(begin)

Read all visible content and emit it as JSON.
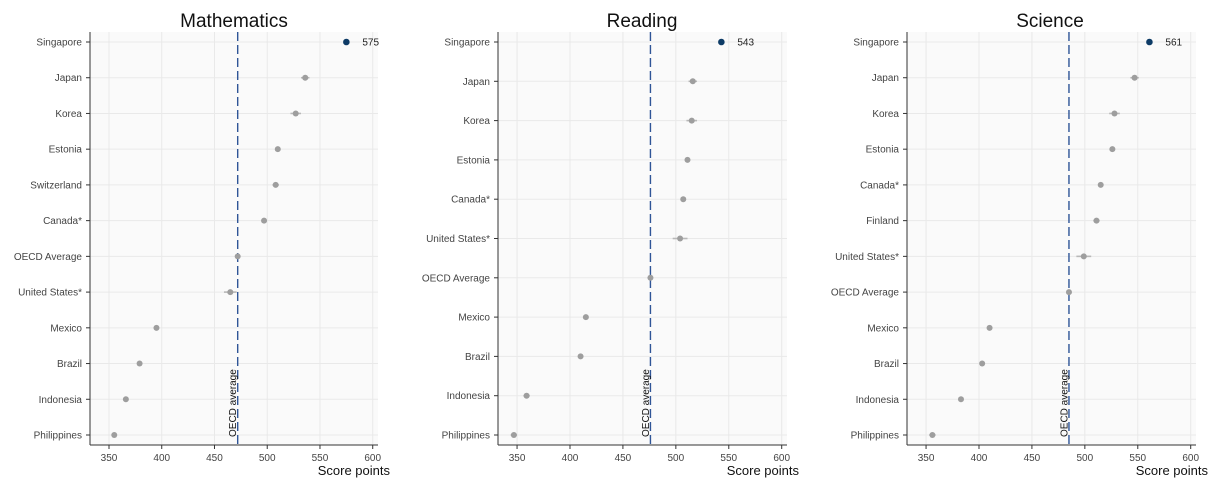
{
  "colors": {
    "highlight": "#0d3b66",
    "point": "#9e9e9e",
    "ci": "#b8b8b8",
    "oecd_line": "#2f5597",
    "plot_bg": "#fafafa",
    "grid": "#e9e9e9",
    "axis": "#333333"
  },
  "chart_data": [
    {
      "type": "scatter",
      "title": "Mathematics",
      "xlabel": "Score points",
      "xlim": [
        332,
        605
      ],
      "xticks": [
        "350",
        "400",
        "450",
        "500",
        "550",
        "600"
      ],
      "xtick_values": [
        350,
        400,
        450,
        500,
        550,
        600
      ],
      "reference": {
        "label": "OECD average",
        "value": 472
      },
      "categories": [
        "Singapore",
        "Japan",
        "Korea",
        "Estonia",
        "Switzerland",
        "Canada*",
        "OECD Average",
        "United States*",
        "Mexico",
        "Brazil",
        "Indonesia",
        "Philippines"
      ],
      "values": [
        575,
        536,
        527,
        510,
        508,
        497,
        472,
        465,
        395,
        379,
        366,
        355
      ],
      "ci_half": [
        0,
        4,
        5,
        2,
        3,
        2,
        0,
        6,
        2,
        1,
        2,
        2
      ],
      "highlight": {
        "category": "Singapore",
        "label": "575"
      }
    },
    {
      "type": "scatter",
      "title": "Reading",
      "xlabel": "Score points",
      "xlim": [
        332,
        605
      ],
      "xticks": [
        "350",
        "400",
        "450",
        "500",
        "550",
        "600"
      ],
      "xtick_values": [
        350,
        400,
        450,
        500,
        550,
        600
      ],
      "reference": {
        "label": "OECD average",
        "value": 476
      },
      "categories": [
        "Singapore",
        "Japan",
        "Korea",
        "Estonia",
        "Canada*",
        "United States*",
        "OECD Average",
        "Mexico",
        "Brazil",
        "Indonesia",
        "Philippines"
      ],
      "values": [
        543,
        516,
        515,
        511,
        507,
        504,
        476,
        415,
        410,
        359,
        347
      ],
      "ci_half": [
        0,
        4,
        5,
        2,
        2,
        7,
        0,
        2,
        1,
        3,
        3
      ],
      "highlight": {
        "category": "Singapore",
        "label": "543"
      }
    },
    {
      "type": "scatter",
      "title": "Science",
      "xlabel": "Score points",
      "xlim": [
        332,
        605
      ],
      "xticks": [
        "350",
        "400",
        "450",
        "500",
        "550",
        "600"
      ],
      "xtick_values": [
        350,
        400,
        450,
        500,
        550,
        600
      ],
      "reference": {
        "label": "OECD average",
        "value": 485
      },
      "categories": [
        "Singapore",
        "Japan",
        "Korea",
        "Estonia",
        "Canada*",
        "Finland",
        "United States*",
        "OECD Average",
        "Mexico",
        "Brazil",
        "Indonesia",
        "Philippines"
      ],
      "values": [
        561,
        547,
        528,
        526,
        515,
        511,
        499,
        485,
        410,
        403,
        383,
        356
      ],
      "ci_half": [
        0,
        4,
        5,
        2,
        2,
        3,
        7,
        0,
        2,
        1,
        2,
        3
      ],
      "highlight": {
        "category": "Singapore",
        "label": "561"
      }
    }
  ]
}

(end)

Do this: Write out the whole listing exactly, and drop the pictures.

Answer for this exercise:
Read all visible content and emit it as JSON.
{
  "colors": {
    "highlight": "#0d3b66",
    "point": "#9e9e9e",
    "ci": "#b8b8b8",
    "oecd_line": "#2f5597",
    "plot_bg": "#fafafa",
    "grid": "#e9e9e9",
    "axis": "#333333"
  },
  "chart_data": [
    {
      "type": "scatter",
      "title": "Mathematics",
      "xlabel": "Score points",
      "xlim": [
        332,
        605
      ],
      "xticks": [
        "350",
        "400",
        "450",
        "500",
        "550",
        "600"
      ],
      "xtick_values": [
        350,
        400,
        450,
        500,
        550,
        600
      ],
      "reference": {
        "label": "OECD average",
        "value": 472
      },
      "categories": [
        "Singapore",
        "Japan",
        "Korea",
        "Estonia",
        "Switzerland",
        "Canada*",
        "OECD Average",
        "United States*",
        "Mexico",
        "Brazil",
        "Indonesia",
        "Philippines"
      ],
      "values": [
        575,
        536,
        527,
        510,
        508,
        497,
        472,
        465,
        395,
        379,
        366,
        355
      ],
      "ci_half": [
        0,
        4,
        5,
        2,
        3,
        2,
        0,
        6,
        2,
        1,
        2,
        2
      ],
      "highlight": {
        "category": "Singapore",
        "label": "575"
      }
    },
    {
      "type": "scatter",
      "title": "Reading",
      "xlabel": "Score points",
      "xlim": [
        332,
        605
      ],
      "xticks": [
        "350",
        "400",
        "450",
        "500",
        "550",
        "600"
      ],
      "xtick_values": [
        350,
        400,
        450,
        500,
        550,
        600
      ],
      "reference": {
        "label": "OECD average",
        "value": 476
      },
      "categories": [
        "Singapore",
        "Japan",
        "Korea",
        "Estonia",
        "Canada*",
        "United States*",
        "OECD Average",
        "Mexico",
        "Brazil",
        "Indonesia",
        "Philippines"
      ],
      "values": [
        543,
        516,
        515,
        511,
        507,
        504,
        476,
        415,
        410,
        359,
        347
      ],
      "ci_half": [
        0,
        4,
        5,
        2,
        2,
        7,
        0,
        2,
        1,
        3,
        3
      ],
      "highlight": {
        "category": "Singapore",
        "label": "543"
      }
    },
    {
      "type": "scatter",
      "title": "Science",
      "xlabel": "Score points",
      "xlim": [
        332,
        605
      ],
      "xticks": [
        "350",
        "400",
        "450",
        "500",
        "550",
        "600"
      ],
      "xtick_values": [
        350,
        400,
        450,
        500,
        550,
        600
      ],
      "reference": {
        "label": "OECD average",
        "value": 485
      },
      "categories": [
        "Singapore",
        "Japan",
        "Korea",
        "Estonia",
        "Canada*",
        "Finland",
        "United States*",
        "OECD Average",
        "Mexico",
        "Brazil",
        "Indonesia",
        "Philippines"
      ],
      "values": [
        561,
        547,
        528,
        526,
        515,
        511,
        499,
        485,
        410,
        403,
        383,
        356
      ],
      "ci_half": [
        0,
        4,
        5,
        2,
        2,
        3,
        7,
        0,
        2,
        1,
        2,
        3
      ],
      "highlight": {
        "category": "Singapore",
        "label": "561"
      }
    }
  ]
}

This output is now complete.